→ Written request:
Write out every entry precisely as given, leaving the pictures out.

→ Material to process:
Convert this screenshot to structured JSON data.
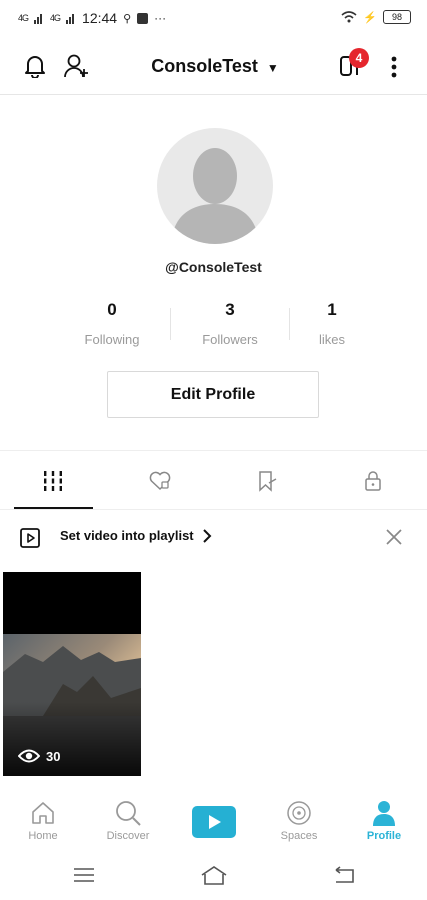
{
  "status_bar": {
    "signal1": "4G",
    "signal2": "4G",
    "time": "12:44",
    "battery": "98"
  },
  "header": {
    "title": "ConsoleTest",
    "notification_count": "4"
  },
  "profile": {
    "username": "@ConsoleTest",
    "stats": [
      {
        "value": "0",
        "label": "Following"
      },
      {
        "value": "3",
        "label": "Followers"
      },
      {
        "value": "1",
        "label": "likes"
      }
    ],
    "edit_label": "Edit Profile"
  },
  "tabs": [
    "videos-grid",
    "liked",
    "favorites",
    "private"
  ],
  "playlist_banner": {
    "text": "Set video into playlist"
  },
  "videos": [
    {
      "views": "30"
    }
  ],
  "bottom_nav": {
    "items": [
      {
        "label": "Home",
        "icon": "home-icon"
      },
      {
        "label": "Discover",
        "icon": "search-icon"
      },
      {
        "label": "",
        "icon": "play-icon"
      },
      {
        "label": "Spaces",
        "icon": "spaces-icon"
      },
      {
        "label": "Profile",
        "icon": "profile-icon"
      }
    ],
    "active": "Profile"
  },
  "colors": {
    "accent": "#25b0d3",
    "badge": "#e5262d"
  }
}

→ Answer to the exercise:
Convert this screenshot to structured JSON data.
{
  "status_bar": {
    "signal1": "4G",
    "signal2": "4G",
    "time": "12:44",
    "battery": "98"
  },
  "header": {
    "title": "ConsoleTest",
    "notification_count": "4"
  },
  "profile": {
    "username": "@ConsoleTest",
    "stats": [
      {
        "value": "0",
        "label": "Following"
      },
      {
        "value": "3",
        "label": "Followers"
      },
      {
        "value": "1",
        "label": "likes"
      }
    ],
    "edit_label": "Edit Profile"
  },
  "tabs": [
    "videos-grid",
    "liked",
    "favorites",
    "private"
  ],
  "playlist_banner": {
    "text": "Set video into playlist"
  },
  "videos": [
    {
      "views": "30"
    }
  ],
  "bottom_nav": {
    "items": [
      {
        "label": "Home",
        "icon": "home-icon"
      },
      {
        "label": "Discover",
        "icon": "search-icon"
      },
      {
        "label": "",
        "icon": "play-icon"
      },
      {
        "label": "Spaces",
        "icon": "spaces-icon"
      },
      {
        "label": "Profile",
        "icon": "profile-icon"
      }
    ],
    "active": "Profile"
  },
  "colors": {
    "accent": "#25b0d3",
    "badge": "#e5262d"
  }
}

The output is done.